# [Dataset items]
»»
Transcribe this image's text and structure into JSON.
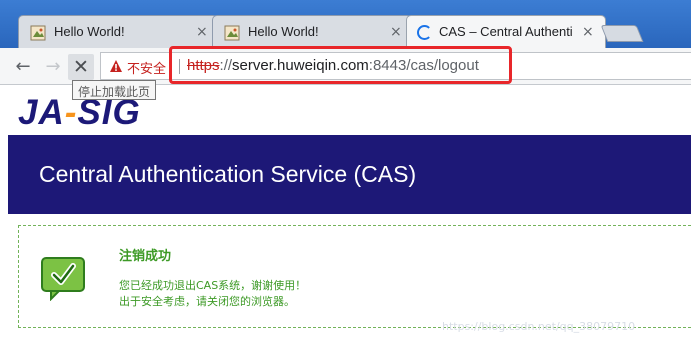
{
  "tabs": [
    {
      "title": "Hello World!",
      "close": "×",
      "icon": "page-favicon"
    },
    {
      "title": "Hello World!",
      "close": "×",
      "icon": "page-favicon"
    },
    {
      "title": "CAS – Central Authentication Service",
      "close": "×",
      "icon": "loading-spinner",
      "active": true
    }
  ],
  "toolbar": {
    "back_icon": "←",
    "forward_icon": "→",
    "stop_icon": "✕",
    "security_label": "不安全",
    "url_scheme": "https",
    "url_sep": "://",
    "url_host": "server.huweiqin.com",
    "url_rest": ":8443/cas/logout",
    "stop_tooltip": "停止加载此页"
  },
  "page": {
    "logo_left": "JA",
    "logo_dot": "-",
    "logo_right": "SIG",
    "banner_title": "Central Authentication Service (CAS)",
    "success_title": "注销成功",
    "success_line1": "您已经成功退出CAS系统，谢谢使用！",
    "success_line2": "出于安全考虑，请关闭您的浏览器。",
    "watermark": "https://blog.csdn.net/qq_38079710"
  },
  "colors": {
    "banner": "#1d1877",
    "success": "#3d9a26",
    "insecure": "#c5221f",
    "highlight_box": "#e8262a"
  }
}
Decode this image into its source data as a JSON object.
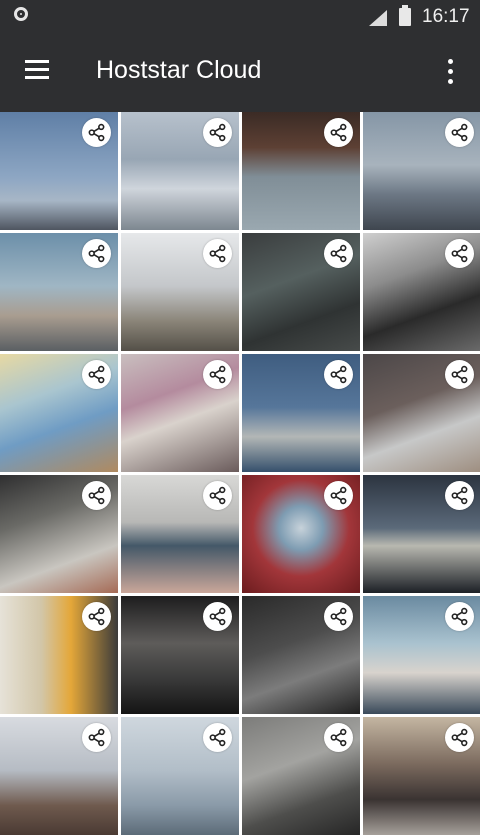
{
  "status_bar": {
    "time": "16:17"
  },
  "toolbar": {
    "title": "Hoststar Cloud"
  },
  "icons": {
    "menu": "menu-icon",
    "overflow": "more-vert-icon",
    "share": "share-icon",
    "status": [
      "notification-circle-icon",
      "signal-icon",
      "battery-icon"
    ]
  },
  "grid": {
    "columns": 4,
    "tiles": [
      {
        "name": "photo-coast-sky",
        "bg": "linear-gradient(180deg,#5f7fa6 0%,#8da6c3 55%,#a7b6c6 75%,#4e5560 100%)"
      },
      {
        "name": "photo-woman-city-view",
        "bg": "linear-gradient(180deg,#b7c1cc 0%,#98a6b4 40%,#cfd5dc 65%,#7d8790 100%)"
      },
      {
        "name": "photo-man-phone-hoodie",
        "bg": "linear-gradient(180deg,#3b2b25 0%,#5d4034 30%,#808e97 55%,#9aa8b0 100%)"
      },
      {
        "name": "photo-city-window",
        "bg": "linear-gradient(180deg,#8596a6 0%,#a8b3bd 45%,#6c7784 70%,#3f464f 100%)"
      },
      {
        "name": "photo-woman-skyline",
        "bg": "linear-gradient(180deg,#6c8fa9 0%,#9fb6c4 45%,#a99d90 70%,#5a5f63 100%)"
      },
      {
        "name": "photo-legs-fence",
        "bg": "linear-gradient(180deg,#e6e8ea 0%,#c4c7ca 45%,#8a8478 75%,#545048 100%)"
      },
      {
        "name": "photo-person-sofa",
        "bg": "linear-gradient(160deg,#3a3d3e 0%,#55605f 40%,#2f3333 70%,#474b4a 100%)"
      },
      {
        "name": "photo-washing-machine",
        "bg": "linear-gradient(160deg,#cfcfcf 0%,#8c8c8c 35%,#2a2a2a 65%,#6a6a6a 100%)"
      },
      {
        "name": "photo-colorful-smoke",
        "bg": "linear-gradient(160deg,#e7d9a3 0%,#a9c5cf 35%,#6f9cc4 60%,#b08a5f 100%)"
      },
      {
        "name": "photo-hearts-stairs",
        "bg": "linear-gradient(160deg,#c9bfbf 0%,#b48b9e 35%,#d9d2cc 55%,#6a5b5b 100%)"
      },
      {
        "name": "photo-wood-lifebuoy",
        "bg": "linear-gradient(180deg,#3f5d80 0%,#56769a 45%,#b3b7b6 70%,#35506c 100%)"
      },
      {
        "name": "photo-laptop-brick",
        "bg": "linear-gradient(160deg,#4c4748 0%,#6b5f5c 40%,#c7c8c8 65%,#9e8e80 100%)"
      },
      {
        "name": "photo-street-walker",
        "bg": "linear-gradient(160deg,#2f2f30 0%,#6a6a66 35%,#c9c6c0 70%,#a56a55 100%)"
      },
      {
        "name": "photo-hands-gift",
        "bg": "linear-gradient(180deg,#d8d8d6 0%,#b8b8b6 40%,#445868 60%,#caa79a 100%)"
      },
      {
        "name": "photo-red-smoke",
        "bg": "radial-gradient(circle at 50% 45%,#c7d2da 0%,#7e9cb2 25%,#a2363a 55%,#6b1c1e 100%)"
      },
      {
        "name": "photo-building-night",
        "bg": "linear-gradient(180deg,#2c3440 0%,#5b6a7a 45%,#b8b8b0 60%,#1c2026 100%)"
      },
      {
        "name": "photo-girl-doorway",
        "bg": "linear-gradient(90deg,#e6e2d8 0%,#d2c6a8 35%,#e4a739 60%,#3b3b3b 100%)"
      },
      {
        "name": "photo-dj-turntable",
        "bg": "linear-gradient(180deg,#1d1d1e 0%,#5e5c5a 40%,#3a3a3a 70%,#141414 100%)"
      },
      {
        "name": "photo-hand-phone",
        "bg": "linear-gradient(160deg,#2a2a2a 0%,#4d4d4d 40%,#7c7c7c 65%,#1f1f1f 100%)"
      },
      {
        "name": "photo-woman-sunglasses",
        "bg": "linear-gradient(180deg,#6a8aa0 0%,#a9c2cf 40%,#d8d3cd 65%,#3a4a5a 100%)"
      },
      {
        "name": "photo-girl-reading",
        "bg": "linear-gradient(180deg,#d8dbe0 0%,#b6bcc4 45%,#6f5a4e 75%,#4a3a33 100%)"
      },
      {
        "name": "photo-city-haze",
        "bg": "linear-gradient(180deg,#cfd7de 0%,#b2bec8 45%,#8a9aa8 75%,#5c6b78 100%)"
      },
      {
        "name": "photo-stairs-tablet",
        "bg": "linear-gradient(160deg,#7c7c7a 0%,#a3a3a0 40%,#4e4e4c 70%,#262626 100%)"
      },
      {
        "name": "photo-people-headphones",
        "bg": "linear-gradient(180deg,#c4b6a2 0%,#7b6a5e 40%,#3a3332 70%,#a6a09a 100%)"
      }
    ]
  }
}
««
Copy out every line of the listing that includes the string "stairs".

# [Solution for this exercise]
        "name": "photo-hearts-stairs",
        "name": "photo-stairs-tablet",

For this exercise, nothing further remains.